The task -
Retype all of the entries word for word.

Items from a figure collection
◇ ◇ ◇ ◇
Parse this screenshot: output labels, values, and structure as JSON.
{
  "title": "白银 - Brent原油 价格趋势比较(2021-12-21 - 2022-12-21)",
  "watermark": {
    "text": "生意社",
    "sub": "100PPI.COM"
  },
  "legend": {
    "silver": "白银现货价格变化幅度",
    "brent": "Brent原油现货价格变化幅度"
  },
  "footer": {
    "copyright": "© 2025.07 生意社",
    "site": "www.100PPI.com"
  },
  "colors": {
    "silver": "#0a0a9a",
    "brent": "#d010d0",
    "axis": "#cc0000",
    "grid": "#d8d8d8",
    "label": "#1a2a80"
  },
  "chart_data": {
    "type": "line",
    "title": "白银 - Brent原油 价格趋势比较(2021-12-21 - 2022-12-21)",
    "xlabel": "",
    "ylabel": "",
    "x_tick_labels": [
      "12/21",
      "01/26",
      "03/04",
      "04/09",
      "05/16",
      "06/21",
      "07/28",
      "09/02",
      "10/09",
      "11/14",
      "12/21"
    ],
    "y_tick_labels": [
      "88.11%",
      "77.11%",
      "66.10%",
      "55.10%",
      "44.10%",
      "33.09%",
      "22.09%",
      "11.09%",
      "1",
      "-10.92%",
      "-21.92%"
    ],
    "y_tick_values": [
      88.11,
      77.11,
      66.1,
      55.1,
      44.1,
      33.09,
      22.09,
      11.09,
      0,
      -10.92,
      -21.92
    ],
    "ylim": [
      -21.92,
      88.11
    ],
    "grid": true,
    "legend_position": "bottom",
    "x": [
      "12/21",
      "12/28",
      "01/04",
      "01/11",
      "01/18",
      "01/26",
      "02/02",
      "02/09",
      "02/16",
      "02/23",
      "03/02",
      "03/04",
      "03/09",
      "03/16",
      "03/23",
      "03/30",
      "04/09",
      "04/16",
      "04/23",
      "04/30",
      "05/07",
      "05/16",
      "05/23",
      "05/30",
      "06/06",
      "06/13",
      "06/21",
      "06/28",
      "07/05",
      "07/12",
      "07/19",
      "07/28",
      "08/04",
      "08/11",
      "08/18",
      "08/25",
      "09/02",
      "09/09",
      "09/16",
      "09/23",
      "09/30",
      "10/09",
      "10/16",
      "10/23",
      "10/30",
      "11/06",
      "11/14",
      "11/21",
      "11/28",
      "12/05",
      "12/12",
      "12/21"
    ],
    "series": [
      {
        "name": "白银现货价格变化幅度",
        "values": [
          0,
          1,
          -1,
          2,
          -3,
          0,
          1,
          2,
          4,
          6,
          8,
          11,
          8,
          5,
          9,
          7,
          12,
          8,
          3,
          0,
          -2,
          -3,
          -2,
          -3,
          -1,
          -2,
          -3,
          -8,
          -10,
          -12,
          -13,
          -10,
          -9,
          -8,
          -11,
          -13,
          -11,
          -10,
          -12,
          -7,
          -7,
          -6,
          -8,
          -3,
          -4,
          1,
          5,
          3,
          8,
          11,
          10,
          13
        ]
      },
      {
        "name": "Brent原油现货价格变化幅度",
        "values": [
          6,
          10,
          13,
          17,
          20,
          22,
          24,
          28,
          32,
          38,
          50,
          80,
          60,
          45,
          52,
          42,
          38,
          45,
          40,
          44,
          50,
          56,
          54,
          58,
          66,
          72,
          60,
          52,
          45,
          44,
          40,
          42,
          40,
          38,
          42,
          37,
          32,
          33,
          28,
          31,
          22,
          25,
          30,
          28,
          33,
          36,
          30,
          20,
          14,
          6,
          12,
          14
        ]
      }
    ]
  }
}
◇ ◇ ◇ ◇
Exercise solution -
Parse this screenshot: output labels, values, and structure as JSON.
{
  "title": "白银 - Brent原油 价格趋势比较(2021-12-21 - 2022-12-21)",
  "watermark": {
    "text": "生意社",
    "sub": "100PPI.COM"
  },
  "legend": {
    "silver": "白银现货价格变化幅度",
    "brent": "Brent原油现货价格变化幅度"
  },
  "footer": {
    "copyright": "© 2025.07 生意社",
    "site": "www.100PPI.com"
  },
  "colors": {
    "silver": "#0a0a9a",
    "brent": "#d010d0",
    "axis": "#cc0000",
    "grid": "#d8d8d8",
    "label": "#1a2a80"
  },
  "chart_data": {
    "type": "line",
    "title": "白银 - Brent原油 价格趋势比较(2021-12-21 - 2022-12-21)",
    "xlabel": "",
    "ylabel": "",
    "x_tick_labels": [
      "12/21",
      "01/26",
      "03/04",
      "04/09",
      "05/16",
      "06/21",
      "07/28",
      "09/02",
      "10/09",
      "11/14",
      "12/21"
    ],
    "y_tick_labels": [
      "88.11%",
      "77.11%",
      "66.10%",
      "55.10%",
      "44.10%",
      "33.09%",
      "22.09%",
      "11.09%",
      "1",
      "-10.92%",
      "-21.92%"
    ],
    "y_tick_values": [
      88.11,
      77.11,
      66.1,
      55.1,
      44.1,
      33.09,
      22.09,
      11.09,
      0,
      -10.92,
      -21.92
    ],
    "ylim": [
      -21.92,
      88.11
    ],
    "grid": true,
    "legend_position": "bottom",
    "x": [
      "12/21",
      "12/28",
      "01/04",
      "01/11",
      "01/18",
      "01/26",
      "02/02",
      "02/09",
      "02/16",
      "02/23",
      "03/02",
      "03/04",
      "03/09",
      "03/16",
      "03/23",
      "03/30",
      "04/09",
      "04/16",
      "04/23",
      "04/30",
      "05/07",
      "05/16",
      "05/23",
      "05/30",
      "06/06",
      "06/13",
      "06/21",
      "06/28",
      "07/05",
      "07/12",
      "07/19",
      "07/28",
      "08/04",
      "08/11",
      "08/18",
      "08/25",
      "09/02",
      "09/09",
      "09/16",
      "09/23",
      "09/30",
      "10/09",
      "10/16",
      "10/23",
      "10/30",
      "11/06",
      "11/14",
      "11/21",
      "11/28",
      "12/05",
      "12/12",
      "12/21"
    ],
    "series": [
      {
        "name": "白银现货价格变化幅度",
        "values": [
          0,
          1,
          -1,
          2,
          -3,
          0,
          1,
          2,
          4,
          6,
          8,
          11,
          8,
          5,
          9,
          7,
          12,
          8,
          3,
          0,
          -2,
          -3,
          -2,
          -3,
          -1,
          -2,
          -3,
          -8,
          -10,
          -12,
          -13,
          -10,
          -9,
          -8,
          -11,
          -13,
          -11,
          -10,
          -12,
          -7,
          -7,
          -6,
          -8,
          -3,
          -4,
          1,
          5,
          3,
          8,
          11,
          10,
          13
        ]
      },
      {
        "name": "Brent原油现货价格变化幅度",
        "values": [
          6,
          10,
          13,
          17,
          20,
          22,
          24,
          28,
          32,
          38,
          50,
          80,
          60,
          45,
          52,
          42,
          38,
          45,
          40,
          44,
          50,
          56,
          54,
          58,
          66,
          72,
          60,
          52,
          45,
          44,
          40,
          42,
          40,
          38,
          42,
          37,
          32,
          33,
          28,
          31,
          22,
          25,
          30,
          28,
          33,
          36,
          30,
          20,
          14,
          6,
          12,
          14
        ]
      }
    ]
  }
}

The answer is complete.